> [Challenge] Extract exactly the range of lines bounded by the line containing "Output the text content of this document." and the final line of the listing, both ends included, and no other lines.

> [Extracted data]
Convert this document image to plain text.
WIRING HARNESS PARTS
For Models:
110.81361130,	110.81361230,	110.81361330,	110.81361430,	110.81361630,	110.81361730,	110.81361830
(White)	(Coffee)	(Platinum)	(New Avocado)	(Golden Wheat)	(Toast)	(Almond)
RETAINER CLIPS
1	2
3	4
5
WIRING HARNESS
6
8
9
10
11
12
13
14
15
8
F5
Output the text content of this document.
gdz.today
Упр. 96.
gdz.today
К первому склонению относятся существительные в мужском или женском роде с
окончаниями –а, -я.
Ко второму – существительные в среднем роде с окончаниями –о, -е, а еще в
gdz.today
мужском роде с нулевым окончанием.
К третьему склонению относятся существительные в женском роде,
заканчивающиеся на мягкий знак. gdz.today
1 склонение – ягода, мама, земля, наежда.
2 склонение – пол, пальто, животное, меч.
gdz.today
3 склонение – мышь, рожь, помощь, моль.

> [Exercise output]
Output the text content of this document.
gdz.today
Упр. 96.
gdz.today
К первому склонению относятся существительные в мужском или женском роде с
окончаниями –а, -я.
Ко второму – существительные в среднем роде с окончаниями –о, -е, а еще в
gdz.today
мужском роде с нулевым окончанием.
К третьему склонению относятся существительные в женском роде,
заканчивающиеся на мягкий знак. gdz.today
1 склонение – ягода, мама, земля, наежда.
2 склонение – пол, пальто, животное, меч.
gdz.today
3 склонение – мышь, рожь, помощь, моль.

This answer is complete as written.